## DATA TO USE
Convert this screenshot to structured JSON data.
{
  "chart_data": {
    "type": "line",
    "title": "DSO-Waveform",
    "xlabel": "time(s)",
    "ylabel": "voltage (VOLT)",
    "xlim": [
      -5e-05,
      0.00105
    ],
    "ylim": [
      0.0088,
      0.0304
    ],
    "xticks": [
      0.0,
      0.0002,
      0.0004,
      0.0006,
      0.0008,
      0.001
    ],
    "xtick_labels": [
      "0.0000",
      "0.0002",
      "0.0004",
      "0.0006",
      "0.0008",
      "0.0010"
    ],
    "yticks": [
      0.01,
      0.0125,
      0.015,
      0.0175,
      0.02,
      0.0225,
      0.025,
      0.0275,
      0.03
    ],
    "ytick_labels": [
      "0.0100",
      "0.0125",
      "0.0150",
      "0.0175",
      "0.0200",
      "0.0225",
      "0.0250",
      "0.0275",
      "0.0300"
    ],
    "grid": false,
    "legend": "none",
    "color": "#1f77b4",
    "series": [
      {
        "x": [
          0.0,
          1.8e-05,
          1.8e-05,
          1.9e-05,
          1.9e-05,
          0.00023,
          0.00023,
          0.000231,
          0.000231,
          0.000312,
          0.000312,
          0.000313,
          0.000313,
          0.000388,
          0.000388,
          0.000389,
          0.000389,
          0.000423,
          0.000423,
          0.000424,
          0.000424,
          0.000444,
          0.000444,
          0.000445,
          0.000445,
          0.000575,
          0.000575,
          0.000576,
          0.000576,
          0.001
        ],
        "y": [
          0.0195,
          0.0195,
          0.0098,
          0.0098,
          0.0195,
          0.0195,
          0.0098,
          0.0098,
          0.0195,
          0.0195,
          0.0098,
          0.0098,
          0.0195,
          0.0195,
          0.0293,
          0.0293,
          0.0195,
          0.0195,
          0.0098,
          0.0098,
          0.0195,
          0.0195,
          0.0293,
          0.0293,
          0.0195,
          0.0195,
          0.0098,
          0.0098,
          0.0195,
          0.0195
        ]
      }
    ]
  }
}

## EXERCISE DIRECTIONS
Copy out the whole listing exactly as written.

## COMPLETED EXERCISE
Convert this screenshot to structured JSON data.
{
  "chart_data": {
    "type": "line",
    "title": "DSO-Waveform",
    "xlabel": "time(s)",
    "ylabel": "voltage (VOLT)",
    "xlim": [
      -5e-05,
      0.00105
    ],
    "ylim": [
      0.0088,
      0.0304
    ],
    "xticks": [
      0.0,
      0.0002,
      0.0004,
      0.0006,
      0.0008,
      0.001
    ],
    "xtick_labels": [
      "0.0000",
      "0.0002",
      "0.0004",
      "0.0006",
      "0.0008",
      "0.0010"
    ],
    "yticks": [
      0.01,
      0.0125,
      0.015,
      0.0175,
      0.02,
      0.0225,
      0.025,
      0.0275,
      0.03
    ],
    "ytick_labels": [
      "0.0100",
      "0.0125",
      "0.0150",
      "0.0175",
      "0.0200",
      "0.0225",
      "0.0250",
      "0.0275",
      "0.0300"
    ],
    "grid": false,
    "legend": "none",
    "color": "#1f77b4",
    "series": [
      {
        "x": [
          0.0,
          1.8e-05,
          1.8e-05,
          1.9e-05,
          1.9e-05,
          0.00023,
          0.00023,
          0.000231,
          0.000231,
          0.000312,
          0.000312,
          0.000313,
          0.000313,
          0.000388,
          0.000388,
          0.000389,
          0.000389,
          0.000423,
          0.000423,
          0.000424,
          0.000424,
          0.000444,
          0.000444,
          0.000445,
          0.000445,
          0.000575,
          0.000575,
          0.000576,
          0.000576,
          0.001
        ],
        "y": [
          0.0195,
          0.0195,
          0.0098,
          0.0098,
          0.0195,
          0.0195,
          0.0098,
          0.0098,
          0.0195,
          0.0195,
          0.0098,
          0.0098,
          0.0195,
          0.0195,
          0.0293,
          0.0293,
          0.0195,
          0.0195,
          0.0098,
          0.0098,
          0.0195,
          0.0195,
          0.0293,
          0.0293,
          0.0195,
          0.0195,
          0.0098,
          0.0098,
          0.0195,
          0.0195
        ]
      }
    ]
  }
}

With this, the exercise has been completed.